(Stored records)
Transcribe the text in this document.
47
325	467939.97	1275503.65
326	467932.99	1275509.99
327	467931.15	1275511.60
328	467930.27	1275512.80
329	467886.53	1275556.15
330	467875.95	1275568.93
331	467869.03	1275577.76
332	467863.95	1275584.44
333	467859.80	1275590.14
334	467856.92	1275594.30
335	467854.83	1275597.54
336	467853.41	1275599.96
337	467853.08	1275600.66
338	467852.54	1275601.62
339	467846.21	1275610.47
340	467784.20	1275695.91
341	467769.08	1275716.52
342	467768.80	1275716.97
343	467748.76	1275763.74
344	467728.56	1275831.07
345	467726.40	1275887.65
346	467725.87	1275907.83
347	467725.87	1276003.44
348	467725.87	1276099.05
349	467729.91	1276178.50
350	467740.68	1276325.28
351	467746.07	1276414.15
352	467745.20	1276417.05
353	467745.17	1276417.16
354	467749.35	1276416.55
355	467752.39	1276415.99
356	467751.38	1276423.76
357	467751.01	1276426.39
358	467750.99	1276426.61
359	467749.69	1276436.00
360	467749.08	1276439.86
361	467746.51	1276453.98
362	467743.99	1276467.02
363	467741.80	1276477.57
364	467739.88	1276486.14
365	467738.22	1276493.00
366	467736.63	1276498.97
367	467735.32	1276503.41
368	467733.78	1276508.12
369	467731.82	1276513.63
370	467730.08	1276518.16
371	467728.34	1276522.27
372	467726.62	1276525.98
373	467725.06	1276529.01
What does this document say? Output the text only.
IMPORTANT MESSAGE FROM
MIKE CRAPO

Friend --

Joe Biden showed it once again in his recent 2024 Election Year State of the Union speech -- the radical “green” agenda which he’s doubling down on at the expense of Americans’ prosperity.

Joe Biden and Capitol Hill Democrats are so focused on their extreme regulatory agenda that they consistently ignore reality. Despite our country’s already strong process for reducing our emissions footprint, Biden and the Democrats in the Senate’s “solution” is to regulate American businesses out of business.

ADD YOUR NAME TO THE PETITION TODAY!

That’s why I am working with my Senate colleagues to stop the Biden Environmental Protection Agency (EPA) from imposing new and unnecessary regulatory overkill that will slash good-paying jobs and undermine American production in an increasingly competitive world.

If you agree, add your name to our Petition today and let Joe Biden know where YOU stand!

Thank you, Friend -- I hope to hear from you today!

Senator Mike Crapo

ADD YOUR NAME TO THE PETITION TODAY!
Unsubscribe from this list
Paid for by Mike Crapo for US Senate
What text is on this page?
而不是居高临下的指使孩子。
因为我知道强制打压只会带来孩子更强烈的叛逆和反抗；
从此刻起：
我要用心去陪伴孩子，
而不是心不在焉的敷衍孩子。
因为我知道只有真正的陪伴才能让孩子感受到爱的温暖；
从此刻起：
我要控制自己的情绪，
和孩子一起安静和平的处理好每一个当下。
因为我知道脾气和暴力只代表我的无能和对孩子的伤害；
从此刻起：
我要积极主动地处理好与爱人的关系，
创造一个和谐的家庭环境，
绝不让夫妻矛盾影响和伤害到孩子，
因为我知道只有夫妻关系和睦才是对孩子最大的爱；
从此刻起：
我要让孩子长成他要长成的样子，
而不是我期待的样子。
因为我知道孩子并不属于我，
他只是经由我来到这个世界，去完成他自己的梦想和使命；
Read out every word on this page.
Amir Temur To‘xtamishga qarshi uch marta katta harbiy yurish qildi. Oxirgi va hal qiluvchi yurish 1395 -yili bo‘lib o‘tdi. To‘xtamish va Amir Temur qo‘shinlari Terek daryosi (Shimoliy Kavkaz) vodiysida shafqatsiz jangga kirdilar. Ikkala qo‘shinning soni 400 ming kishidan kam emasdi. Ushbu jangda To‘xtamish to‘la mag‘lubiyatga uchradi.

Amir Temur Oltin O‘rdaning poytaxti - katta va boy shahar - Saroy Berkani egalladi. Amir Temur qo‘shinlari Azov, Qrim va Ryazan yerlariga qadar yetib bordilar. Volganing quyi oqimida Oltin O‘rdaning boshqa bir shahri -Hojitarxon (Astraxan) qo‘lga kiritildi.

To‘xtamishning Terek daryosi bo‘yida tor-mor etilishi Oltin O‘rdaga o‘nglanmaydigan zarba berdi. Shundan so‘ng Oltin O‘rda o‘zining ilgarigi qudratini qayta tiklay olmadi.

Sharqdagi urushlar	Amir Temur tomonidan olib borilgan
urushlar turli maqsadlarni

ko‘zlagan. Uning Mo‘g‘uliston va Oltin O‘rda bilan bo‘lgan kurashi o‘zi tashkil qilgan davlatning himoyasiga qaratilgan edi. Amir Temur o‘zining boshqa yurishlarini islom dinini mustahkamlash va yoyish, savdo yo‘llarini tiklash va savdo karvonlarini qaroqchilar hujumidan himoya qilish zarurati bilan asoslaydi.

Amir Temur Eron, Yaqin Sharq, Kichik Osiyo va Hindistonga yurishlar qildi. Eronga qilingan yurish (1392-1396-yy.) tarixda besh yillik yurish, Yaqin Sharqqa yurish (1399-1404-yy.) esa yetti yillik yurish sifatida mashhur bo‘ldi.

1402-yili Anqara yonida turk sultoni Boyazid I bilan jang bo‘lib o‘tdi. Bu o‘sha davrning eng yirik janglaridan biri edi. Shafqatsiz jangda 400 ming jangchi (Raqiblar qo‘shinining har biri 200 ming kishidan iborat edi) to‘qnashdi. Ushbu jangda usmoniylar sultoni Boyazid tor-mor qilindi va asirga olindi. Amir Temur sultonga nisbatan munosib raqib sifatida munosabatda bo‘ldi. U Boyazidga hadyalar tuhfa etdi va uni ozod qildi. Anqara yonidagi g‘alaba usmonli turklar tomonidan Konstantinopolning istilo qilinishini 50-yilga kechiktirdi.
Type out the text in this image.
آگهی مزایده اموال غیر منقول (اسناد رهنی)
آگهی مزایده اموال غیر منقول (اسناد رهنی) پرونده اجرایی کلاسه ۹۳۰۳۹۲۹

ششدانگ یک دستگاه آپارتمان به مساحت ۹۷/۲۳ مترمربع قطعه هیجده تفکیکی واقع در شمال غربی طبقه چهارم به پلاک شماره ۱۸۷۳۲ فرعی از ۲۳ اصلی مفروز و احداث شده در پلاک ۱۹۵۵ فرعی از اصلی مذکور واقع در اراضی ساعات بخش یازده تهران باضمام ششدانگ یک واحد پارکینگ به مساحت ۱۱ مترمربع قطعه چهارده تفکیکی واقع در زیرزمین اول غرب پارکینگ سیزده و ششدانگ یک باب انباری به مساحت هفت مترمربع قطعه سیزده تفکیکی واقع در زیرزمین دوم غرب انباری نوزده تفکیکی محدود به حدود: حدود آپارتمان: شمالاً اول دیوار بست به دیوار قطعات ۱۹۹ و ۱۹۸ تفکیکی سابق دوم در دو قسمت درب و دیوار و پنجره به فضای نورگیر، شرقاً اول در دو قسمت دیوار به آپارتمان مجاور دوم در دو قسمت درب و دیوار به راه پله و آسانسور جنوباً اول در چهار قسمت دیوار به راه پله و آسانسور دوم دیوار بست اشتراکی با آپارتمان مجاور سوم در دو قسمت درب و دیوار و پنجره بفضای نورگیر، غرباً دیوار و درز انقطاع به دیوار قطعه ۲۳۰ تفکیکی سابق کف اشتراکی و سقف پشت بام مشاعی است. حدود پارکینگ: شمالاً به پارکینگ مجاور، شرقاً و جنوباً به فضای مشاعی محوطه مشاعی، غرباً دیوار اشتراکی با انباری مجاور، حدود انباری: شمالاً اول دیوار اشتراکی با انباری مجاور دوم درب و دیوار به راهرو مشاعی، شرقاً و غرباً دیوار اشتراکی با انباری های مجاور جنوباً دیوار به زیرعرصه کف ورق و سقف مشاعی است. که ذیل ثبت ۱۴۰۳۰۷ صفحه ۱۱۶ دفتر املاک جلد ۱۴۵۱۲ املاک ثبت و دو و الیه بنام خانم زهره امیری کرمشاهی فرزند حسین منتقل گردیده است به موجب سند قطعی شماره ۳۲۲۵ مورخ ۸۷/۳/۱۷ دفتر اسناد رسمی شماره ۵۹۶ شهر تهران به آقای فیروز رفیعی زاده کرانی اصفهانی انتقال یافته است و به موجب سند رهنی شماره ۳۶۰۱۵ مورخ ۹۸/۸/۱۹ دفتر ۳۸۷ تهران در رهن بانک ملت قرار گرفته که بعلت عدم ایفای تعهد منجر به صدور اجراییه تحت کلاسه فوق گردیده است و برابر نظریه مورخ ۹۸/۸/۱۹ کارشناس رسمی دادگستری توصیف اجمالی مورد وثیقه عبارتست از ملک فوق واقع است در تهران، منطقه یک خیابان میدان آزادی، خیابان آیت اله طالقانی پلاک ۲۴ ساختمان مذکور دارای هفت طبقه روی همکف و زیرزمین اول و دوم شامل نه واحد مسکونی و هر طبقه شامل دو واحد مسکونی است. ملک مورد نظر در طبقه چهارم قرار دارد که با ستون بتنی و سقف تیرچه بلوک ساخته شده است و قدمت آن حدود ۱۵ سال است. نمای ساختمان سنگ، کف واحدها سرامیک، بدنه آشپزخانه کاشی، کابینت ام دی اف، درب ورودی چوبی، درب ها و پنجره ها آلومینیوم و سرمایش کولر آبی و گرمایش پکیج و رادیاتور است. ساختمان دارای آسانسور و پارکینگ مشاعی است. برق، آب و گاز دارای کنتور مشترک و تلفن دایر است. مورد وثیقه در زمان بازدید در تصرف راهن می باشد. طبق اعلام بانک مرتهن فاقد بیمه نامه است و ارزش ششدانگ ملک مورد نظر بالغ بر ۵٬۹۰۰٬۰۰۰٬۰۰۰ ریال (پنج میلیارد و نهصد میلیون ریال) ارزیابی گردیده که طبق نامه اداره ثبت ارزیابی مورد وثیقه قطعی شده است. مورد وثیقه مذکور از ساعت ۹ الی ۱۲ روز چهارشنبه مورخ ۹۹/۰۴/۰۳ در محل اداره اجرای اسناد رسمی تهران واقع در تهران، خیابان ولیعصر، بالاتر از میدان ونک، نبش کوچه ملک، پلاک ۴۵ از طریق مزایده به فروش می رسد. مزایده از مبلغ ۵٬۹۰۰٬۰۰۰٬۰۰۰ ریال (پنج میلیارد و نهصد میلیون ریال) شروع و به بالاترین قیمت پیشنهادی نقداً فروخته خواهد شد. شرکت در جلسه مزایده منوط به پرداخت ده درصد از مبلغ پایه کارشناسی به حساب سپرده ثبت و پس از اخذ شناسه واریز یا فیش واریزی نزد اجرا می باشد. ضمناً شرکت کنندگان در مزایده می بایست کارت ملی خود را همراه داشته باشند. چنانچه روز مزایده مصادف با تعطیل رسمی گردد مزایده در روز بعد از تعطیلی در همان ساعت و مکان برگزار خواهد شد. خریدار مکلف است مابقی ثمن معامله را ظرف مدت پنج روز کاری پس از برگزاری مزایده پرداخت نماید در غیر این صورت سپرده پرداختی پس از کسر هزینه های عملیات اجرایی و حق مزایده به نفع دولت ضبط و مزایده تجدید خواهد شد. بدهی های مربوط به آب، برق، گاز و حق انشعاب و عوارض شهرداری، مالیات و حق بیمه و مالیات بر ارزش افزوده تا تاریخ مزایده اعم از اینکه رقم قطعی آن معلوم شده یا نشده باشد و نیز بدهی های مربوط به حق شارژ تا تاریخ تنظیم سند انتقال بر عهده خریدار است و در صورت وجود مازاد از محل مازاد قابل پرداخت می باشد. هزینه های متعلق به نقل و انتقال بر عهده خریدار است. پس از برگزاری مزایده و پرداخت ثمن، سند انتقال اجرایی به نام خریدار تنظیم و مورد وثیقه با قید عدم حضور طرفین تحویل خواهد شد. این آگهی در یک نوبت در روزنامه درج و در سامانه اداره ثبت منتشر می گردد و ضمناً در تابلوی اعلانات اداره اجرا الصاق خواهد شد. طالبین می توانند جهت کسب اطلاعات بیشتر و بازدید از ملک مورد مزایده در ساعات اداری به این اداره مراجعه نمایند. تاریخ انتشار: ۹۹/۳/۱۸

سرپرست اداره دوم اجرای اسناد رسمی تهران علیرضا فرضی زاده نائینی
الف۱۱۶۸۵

Written task:
In the records above, locate every line with the string "Biden" and copy it.

Result for this task:
Joe Biden showed it once again in his recent 2024 Election Year State of the Union speech -- the radical “green” agenda which he’s doubling down on at the expense of Americans’ prosperity.
Joe Biden and Capitol Hill Democrats are so focused on their extreme regulatory agenda that they consistently ignore reality. Despite our country’s already strong process for reducing our emissions footprint, Biden and the Democrats in the Senate’s “solution” is to regulate American businesses out of business.
That’s why I am working with my Senate colleagues to stop the Biden Environmental Protection Agency (EPA) from imposing new and unnecessary regulatory overkill that will slash good-paying jobs and undermine American production in an increasingly competitive world.
If you agree, add your name to our Petition today and let Joe Biden know where YOU stand!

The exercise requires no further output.